**Task prompt**
Would you quote the material below in full and unchanged?

**Source records**

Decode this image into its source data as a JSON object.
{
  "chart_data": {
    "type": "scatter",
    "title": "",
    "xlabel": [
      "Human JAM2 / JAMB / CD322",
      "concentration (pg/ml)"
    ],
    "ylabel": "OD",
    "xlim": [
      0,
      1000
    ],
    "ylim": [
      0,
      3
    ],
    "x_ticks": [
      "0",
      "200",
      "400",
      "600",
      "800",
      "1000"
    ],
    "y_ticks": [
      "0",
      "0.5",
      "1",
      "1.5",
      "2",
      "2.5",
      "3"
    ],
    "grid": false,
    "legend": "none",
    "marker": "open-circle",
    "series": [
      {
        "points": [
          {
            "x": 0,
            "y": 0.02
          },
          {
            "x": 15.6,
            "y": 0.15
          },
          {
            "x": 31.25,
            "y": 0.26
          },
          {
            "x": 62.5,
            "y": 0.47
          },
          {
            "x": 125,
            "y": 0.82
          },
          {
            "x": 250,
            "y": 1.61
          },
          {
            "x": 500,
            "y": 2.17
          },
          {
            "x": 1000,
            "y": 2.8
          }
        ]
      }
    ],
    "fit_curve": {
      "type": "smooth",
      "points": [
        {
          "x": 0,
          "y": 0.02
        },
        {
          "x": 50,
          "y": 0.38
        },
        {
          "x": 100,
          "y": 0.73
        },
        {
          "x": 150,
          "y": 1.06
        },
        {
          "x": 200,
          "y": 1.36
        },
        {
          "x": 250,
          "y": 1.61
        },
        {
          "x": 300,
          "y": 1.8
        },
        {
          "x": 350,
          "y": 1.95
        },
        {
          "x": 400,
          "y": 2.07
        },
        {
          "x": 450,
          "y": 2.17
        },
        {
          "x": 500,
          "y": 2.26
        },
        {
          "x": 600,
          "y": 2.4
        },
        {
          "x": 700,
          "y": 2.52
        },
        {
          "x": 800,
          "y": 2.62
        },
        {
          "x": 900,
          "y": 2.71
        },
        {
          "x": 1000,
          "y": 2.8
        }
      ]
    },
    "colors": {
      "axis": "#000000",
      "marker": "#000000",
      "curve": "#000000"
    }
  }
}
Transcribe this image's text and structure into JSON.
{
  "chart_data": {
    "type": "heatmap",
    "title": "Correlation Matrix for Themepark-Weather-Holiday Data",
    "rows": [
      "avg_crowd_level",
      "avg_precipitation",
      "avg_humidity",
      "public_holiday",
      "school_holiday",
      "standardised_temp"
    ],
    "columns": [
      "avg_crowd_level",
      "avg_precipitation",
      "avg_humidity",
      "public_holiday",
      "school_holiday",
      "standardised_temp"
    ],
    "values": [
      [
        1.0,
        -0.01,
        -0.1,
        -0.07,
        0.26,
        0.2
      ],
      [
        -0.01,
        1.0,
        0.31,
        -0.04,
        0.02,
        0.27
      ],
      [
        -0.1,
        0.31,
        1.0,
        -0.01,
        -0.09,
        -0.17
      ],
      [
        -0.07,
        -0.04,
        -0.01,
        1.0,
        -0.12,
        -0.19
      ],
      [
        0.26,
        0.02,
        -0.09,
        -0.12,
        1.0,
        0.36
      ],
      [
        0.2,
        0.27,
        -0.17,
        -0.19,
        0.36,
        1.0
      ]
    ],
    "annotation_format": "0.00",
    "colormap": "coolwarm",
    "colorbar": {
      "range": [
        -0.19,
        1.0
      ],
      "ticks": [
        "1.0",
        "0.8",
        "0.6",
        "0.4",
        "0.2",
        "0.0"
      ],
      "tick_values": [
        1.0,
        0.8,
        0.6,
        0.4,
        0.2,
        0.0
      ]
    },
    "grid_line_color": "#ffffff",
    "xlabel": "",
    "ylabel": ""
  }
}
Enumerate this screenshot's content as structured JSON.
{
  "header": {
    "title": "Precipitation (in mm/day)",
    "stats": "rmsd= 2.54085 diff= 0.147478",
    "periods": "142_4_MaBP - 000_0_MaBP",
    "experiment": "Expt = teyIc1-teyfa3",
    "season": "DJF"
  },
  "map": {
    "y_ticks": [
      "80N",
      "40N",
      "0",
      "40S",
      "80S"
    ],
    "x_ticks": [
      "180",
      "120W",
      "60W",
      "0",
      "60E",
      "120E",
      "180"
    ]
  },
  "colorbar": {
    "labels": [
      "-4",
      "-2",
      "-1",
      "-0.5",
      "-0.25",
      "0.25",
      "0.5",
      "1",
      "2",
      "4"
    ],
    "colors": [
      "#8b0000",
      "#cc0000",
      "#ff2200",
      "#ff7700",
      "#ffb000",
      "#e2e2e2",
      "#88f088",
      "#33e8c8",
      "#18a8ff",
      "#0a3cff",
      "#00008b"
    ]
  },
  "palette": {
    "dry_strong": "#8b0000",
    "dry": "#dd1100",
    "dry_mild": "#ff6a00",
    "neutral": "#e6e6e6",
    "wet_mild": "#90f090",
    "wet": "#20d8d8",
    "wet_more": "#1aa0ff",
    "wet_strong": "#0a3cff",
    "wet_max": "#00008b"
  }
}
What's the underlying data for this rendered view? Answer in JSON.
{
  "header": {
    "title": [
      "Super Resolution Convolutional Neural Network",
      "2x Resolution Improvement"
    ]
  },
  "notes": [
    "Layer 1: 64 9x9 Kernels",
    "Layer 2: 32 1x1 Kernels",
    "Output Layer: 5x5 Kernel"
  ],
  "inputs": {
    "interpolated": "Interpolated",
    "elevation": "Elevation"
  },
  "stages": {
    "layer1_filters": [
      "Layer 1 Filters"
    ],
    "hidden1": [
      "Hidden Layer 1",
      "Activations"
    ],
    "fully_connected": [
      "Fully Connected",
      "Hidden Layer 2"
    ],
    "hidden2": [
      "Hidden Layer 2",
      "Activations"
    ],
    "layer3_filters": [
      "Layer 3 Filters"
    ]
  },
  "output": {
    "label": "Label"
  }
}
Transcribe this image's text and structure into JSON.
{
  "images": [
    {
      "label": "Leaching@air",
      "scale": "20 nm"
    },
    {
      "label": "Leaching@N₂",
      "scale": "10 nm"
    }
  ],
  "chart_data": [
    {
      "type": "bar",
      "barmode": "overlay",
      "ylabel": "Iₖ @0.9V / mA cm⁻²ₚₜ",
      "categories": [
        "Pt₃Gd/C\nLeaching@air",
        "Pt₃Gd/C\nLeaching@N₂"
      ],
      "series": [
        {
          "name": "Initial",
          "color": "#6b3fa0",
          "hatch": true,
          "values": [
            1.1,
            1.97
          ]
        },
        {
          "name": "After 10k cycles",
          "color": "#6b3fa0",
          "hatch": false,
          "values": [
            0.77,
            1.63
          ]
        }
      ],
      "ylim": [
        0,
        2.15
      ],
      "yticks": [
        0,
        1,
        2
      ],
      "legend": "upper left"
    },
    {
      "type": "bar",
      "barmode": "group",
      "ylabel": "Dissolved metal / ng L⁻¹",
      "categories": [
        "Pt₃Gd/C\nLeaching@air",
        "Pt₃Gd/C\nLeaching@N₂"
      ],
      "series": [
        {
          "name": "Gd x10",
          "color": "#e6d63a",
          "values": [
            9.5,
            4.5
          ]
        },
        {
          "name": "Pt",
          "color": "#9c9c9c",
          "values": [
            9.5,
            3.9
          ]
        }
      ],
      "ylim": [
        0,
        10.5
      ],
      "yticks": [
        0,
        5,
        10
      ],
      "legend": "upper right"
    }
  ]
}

**Problem solution**
Decode this image into its source data as a JSON object.
{
  "chart_data": {
    "type": "scatter",
    "title": "",
    "xlabel": [
      "Human JAM2 / JAMB / CD322",
      "concentration (pg/ml)"
    ],
    "ylabel": "OD",
    "xlim": [
      0,
      1000
    ],
    "ylim": [
      0,
      3
    ],
    "x_ticks": [
      "0",
      "200",
      "400",
      "600",
      "800",
      "1000"
    ],
    "y_ticks": [
      "0",
      "0.5",
      "1",
      "1.5",
      "2",
      "2.5",
      "3"
    ],
    "grid": false,
    "legend": "none",
    "marker": "open-circle",
    "series": [
      {
        "points": [
          {
            "x": 0,
            "y": 0.02
          },
          {
            "x": 15.6,
            "y": 0.15
          },
          {
            "x": 31.25,
            "y": 0.26
          },
          {
            "x": 62.5,
            "y": 0.47
          },
          {
            "x": 125,
            "y": 0.82
          },
          {
            "x": 250,
            "y": 1.61
          },
          {
            "x": 500,
            "y": 2.17
          },
          {
            "x": 1000,
            "y": 2.8
          }
        ]
      }
    ],
    "fit_curve": {
      "type": "smooth",
      "points": [
        {
          "x": 0,
          "y": 0.02
        },
        {
          "x": 50,
          "y": 0.38
        },
        {
          "x": 100,
          "y": 0.73
        },
        {
          "x": 150,
          "y": 1.06
        },
        {
          "x": 200,
          "y": 1.36
        },
        {
          "x": 250,
          "y": 1.61
        },
        {
          "x": 300,
          "y": 1.8
        },
        {
          "x": 350,
          "y": 1.95
        },
        {
          "x": 400,
          "y": 2.07
        },
        {
          "x": 450,
          "y": 2.17
        },
        {
          "x": 500,
          "y": 2.26
        },
        {
          "x": 600,
          "y": 2.4
        },
        {
          "x": 700,
          "y": 2.52
        },
        {
          "x": 800,
          "y": 2.62
        },
        {
          "x": 900,
          "y": 2.71
        },
        {
          "x": 1000,
          "y": 2.8
        }
      ]
    },
    "colors": {
      "axis": "#000000",
      "marker": "#000000",
      "curve": "#000000"
    }
  }
}
Transcribe this image's text and structure into JSON.
{
  "chart_data": {
    "type": "heatmap",
    "title": "Correlation Matrix for Themepark-Weather-Holiday Data",
    "rows": [
      "avg_crowd_level",
      "avg_precipitation",
      "avg_humidity",
      "public_holiday",
      "school_holiday",
      "standardised_temp"
    ],
    "columns": [
      "avg_crowd_level",
      "avg_precipitation",
      "avg_humidity",
      "public_holiday",
      "school_holiday",
      "standardised_temp"
    ],
    "values": [
      [
        1.0,
        -0.01,
        -0.1,
        -0.07,
        0.26,
        0.2
      ],
      [
        -0.01,
        1.0,
        0.31,
        -0.04,
        0.02,
        0.27
      ],
      [
        -0.1,
        0.31,
        1.0,
        -0.01,
        -0.09,
        -0.17
      ],
      [
        -0.07,
        -0.04,
        -0.01,
        1.0,
        -0.12,
        -0.19
      ],
      [
        0.26,
        0.02,
        -0.09,
        -0.12,
        1.0,
        0.36
      ],
      [
        0.2,
        0.27,
        -0.17,
        -0.19,
        0.36,
        1.0
      ]
    ],
    "annotation_format": "0.00",
    "colormap": "coolwarm",
    "colorbar": {
      "range": [
        -0.19,
        1.0
      ],
      "ticks": [
        "1.0",
        "0.8",
        "0.6",
        "0.4",
        "0.2",
        "0.0"
      ],
      "tick_values": [
        1.0,
        0.8,
        0.6,
        0.4,
        0.2,
        0.0
      ]
    },
    "grid_line_color": "#ffffff",
    "xlabel": "",
    "ylabel": ""
  }
}
Enumerate this screenshot's content as structured JSON.
{
  "header": {
    "title": "Precipitation (in mm/day)",
    "stats": "rmsd= 2.54085 diff= 0.147478",
    "periods": "142_4_MaBP - 000_0_MaBP",
    "experiment": "Expt = teyIc1-teyfa3",
    "season": "DJF"
  },
  "map": {
    "y_ticks": [
      "80N",
      "40N",
      "0",
      "40S",
      "80S"
    ],
    "x_ticks": [
      "180",
      "120W",
      "60W",
      "0",
      "60E",
      "120E",
      "180"
    ]
  },
  "colorbar": {
    "labels": [
      "-4",
      "-2",
      "-1",
      "-0.5",
      "-0.25",
      "0.25",
      "0.5",
      "1",
      "2",
      "4"
    ],
    "colors": [
      "#8b0000",
      "#cc0000",
      "#ff2200",
      "#ff7700",
      "#ffb000",
      "#e2e2e2",
      "#88f088",
      "#33e8c8",
      "#18a8ff",
      "#0a3cff",
      "#00008b"
    ]
  },
  "palette": {
    "dry_strong": "#8b0000",
    "dry": "#dd1100",
    "dry_mild": "#ff6a00",
    "neutral": "#e6e6e6",
    "wet_mild": "#90f090",
    "wet": "#20d8d8",
    "wet_more": "#1aa0ff",
    "wet_strong": "#0a3cff",
    "wet_max": "#00008b"
  }
}
What's the underlying data for this rendered view? Answer in JSON.
{
  "header": {
    "title": [
      "Super Resolution Convolutional Neural Network",
      "2x Resolution Improvement"
    ]
  },
  "notes": [
    "Layer 1: 64 9x9 Kernels",
    "Layer 2: 32 1x1 Kernels",
    "Output Layer: 5x5 Kernel"
  ],
  "inputs": {
    "interpolated": "Interpolated",
    "elevation": "Elevation"
  },
  "stages": {
    "layer1_filters": [
      "Layer 1 Filters"
    ],
    "hidden1": [
      "Hidden Layer 1",
      "Activations"
    ],
    "fully_connected": [
      "Fully Connected",
      "Hidden Layer 2"
    ],
    "hidden2": [
      "Hidden Layer 2",
      "Activations"
    ],
    "layer3_filters": [
      "Layer 3 Filters"
    ]
  },
  "output": {
    "label": "Label"
  }
}
Transcribe this image's text and structure into JSON.
{
  "images": [
    {
      "label": "Leaching@air",
      "scale": "20 nm"
    },
    {
      "label": "Leaching@N₂",
      "scale": "10 nm"
    }
  ],
  "chart_data": [
    {
      "type": "bar",
      "barmode": "overlay",
      "ylabel": "Iₖ @0.9V / mA cm⁻²ₚₜ",
      "categories": [
        "Pt₃Gd/C\nLeaching@air",
        "Pt₃Gd/C\nLeaching@N₂"
      ],
      "series": [
        {
          "name": "Initial",
          "color": "#6b3fa0",
          "hatch": true,
          "values": [
            1.1,
            1.97
          ]
        },
        {
          "name": "After 10k cycles",
          "color": "#6b3fa0",
          "hatch": false,
          "values": [
            0.77,
            1.63
          ]
        }
      ],
      "ylim": [
        0,
        2.15
      ],
      "yticks": [
        0,
        1,
        2
      ],
      "legend": "upper left"
    },
    {
      "type": "bar",
      "barmode": "group",
      "ylabel": "Dissolved metal / ng L⁻¹",
      "categories": [
        "Pt₃Gd/C\nLeaching@air",
        "Pt₃Gd/C\nLeaching@N₂"
      ],
      "series": [
        {
          "name": "Gd x10",
          "color": "#e6d63a",
          "values": [
            9.5,
            4.5
          ]
        },
        {
          "name": "Pt",
          "color": "#9c9c9c",
          "values": [
            9.5,
            3.9
          ]
        }
      ],
      "ylim": [
        0,
        10.5
      ],
      "yticks": [
        0,
        5,
        10
      ],
      "legend": "upper right"
    }
  ]
}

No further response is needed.